What this task involves: Rewrite the rows from the first one up to and including the row with "candle: [67, 249, 69, 253]", changing every "time-tick-label" to "date-tick-label" and leaving everything else the same.

Rows from a dataset:
** START **
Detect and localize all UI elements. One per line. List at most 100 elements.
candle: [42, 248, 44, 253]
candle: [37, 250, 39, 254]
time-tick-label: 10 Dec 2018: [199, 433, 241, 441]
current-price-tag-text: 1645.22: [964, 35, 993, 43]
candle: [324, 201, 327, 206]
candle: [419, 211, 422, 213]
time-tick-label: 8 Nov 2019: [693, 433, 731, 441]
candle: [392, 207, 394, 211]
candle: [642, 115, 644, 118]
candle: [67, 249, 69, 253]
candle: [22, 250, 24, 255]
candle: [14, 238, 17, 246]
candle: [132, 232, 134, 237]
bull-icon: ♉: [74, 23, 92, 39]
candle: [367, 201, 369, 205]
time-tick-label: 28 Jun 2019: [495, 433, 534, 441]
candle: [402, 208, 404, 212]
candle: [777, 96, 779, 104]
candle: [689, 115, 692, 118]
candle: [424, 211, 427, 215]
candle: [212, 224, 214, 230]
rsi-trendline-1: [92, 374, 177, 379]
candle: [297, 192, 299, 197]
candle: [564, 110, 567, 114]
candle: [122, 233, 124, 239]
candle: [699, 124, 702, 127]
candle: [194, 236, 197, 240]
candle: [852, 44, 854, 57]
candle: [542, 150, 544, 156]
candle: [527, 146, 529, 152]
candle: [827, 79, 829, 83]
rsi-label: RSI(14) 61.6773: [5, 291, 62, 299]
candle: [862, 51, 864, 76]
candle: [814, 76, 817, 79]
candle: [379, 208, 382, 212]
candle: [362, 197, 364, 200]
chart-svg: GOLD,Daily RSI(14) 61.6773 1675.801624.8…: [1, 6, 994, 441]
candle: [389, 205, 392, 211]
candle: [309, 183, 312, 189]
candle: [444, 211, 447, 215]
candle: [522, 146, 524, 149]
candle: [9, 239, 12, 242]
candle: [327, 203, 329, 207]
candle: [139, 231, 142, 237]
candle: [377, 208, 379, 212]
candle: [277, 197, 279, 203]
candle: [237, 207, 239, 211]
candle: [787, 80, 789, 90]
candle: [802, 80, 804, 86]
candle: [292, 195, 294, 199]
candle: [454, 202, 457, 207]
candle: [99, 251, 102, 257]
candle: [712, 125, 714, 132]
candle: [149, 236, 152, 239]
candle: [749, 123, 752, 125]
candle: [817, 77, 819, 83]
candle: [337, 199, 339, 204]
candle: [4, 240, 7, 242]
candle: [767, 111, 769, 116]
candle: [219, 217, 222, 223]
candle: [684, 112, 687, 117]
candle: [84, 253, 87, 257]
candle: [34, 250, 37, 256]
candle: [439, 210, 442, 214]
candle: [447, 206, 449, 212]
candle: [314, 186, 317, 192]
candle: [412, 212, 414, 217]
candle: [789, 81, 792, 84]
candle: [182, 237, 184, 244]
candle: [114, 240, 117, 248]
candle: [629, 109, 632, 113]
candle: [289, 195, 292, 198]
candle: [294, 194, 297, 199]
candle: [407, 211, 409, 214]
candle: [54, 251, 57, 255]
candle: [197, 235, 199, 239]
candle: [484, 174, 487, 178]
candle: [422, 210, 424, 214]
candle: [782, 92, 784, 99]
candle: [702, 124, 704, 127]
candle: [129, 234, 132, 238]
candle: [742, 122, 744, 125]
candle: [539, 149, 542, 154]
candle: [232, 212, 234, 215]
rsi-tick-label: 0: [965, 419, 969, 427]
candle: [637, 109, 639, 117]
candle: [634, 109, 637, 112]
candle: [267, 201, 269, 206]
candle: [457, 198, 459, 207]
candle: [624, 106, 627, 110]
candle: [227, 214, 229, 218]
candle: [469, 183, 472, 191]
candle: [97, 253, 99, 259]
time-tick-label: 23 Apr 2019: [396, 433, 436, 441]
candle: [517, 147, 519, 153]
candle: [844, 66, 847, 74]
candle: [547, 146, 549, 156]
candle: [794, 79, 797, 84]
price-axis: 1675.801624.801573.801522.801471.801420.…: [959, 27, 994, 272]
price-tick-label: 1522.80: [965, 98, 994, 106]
** END **
Task answer:
Detect and localize all UI elements. One per line. List at most 100 elements.
candle: [42, 248, 44, 253]
candle: [37, 250, 39, 254]
date-tick-label: 10 Dec 2018: [199, 433, 241, 441]
current-price-tag-text: 1645.22: [964, 35, 993, 43]
candle: [324, 201, 327, 206]
candle: [419, 211, 422, 213]
date-tick-label: 8 Nov 2019: [693, 433, 731, 441]
candle: [392, 207, 394, 211]
candle: [642, 115, 644, 118]
candle: [67, 249, 69, 253]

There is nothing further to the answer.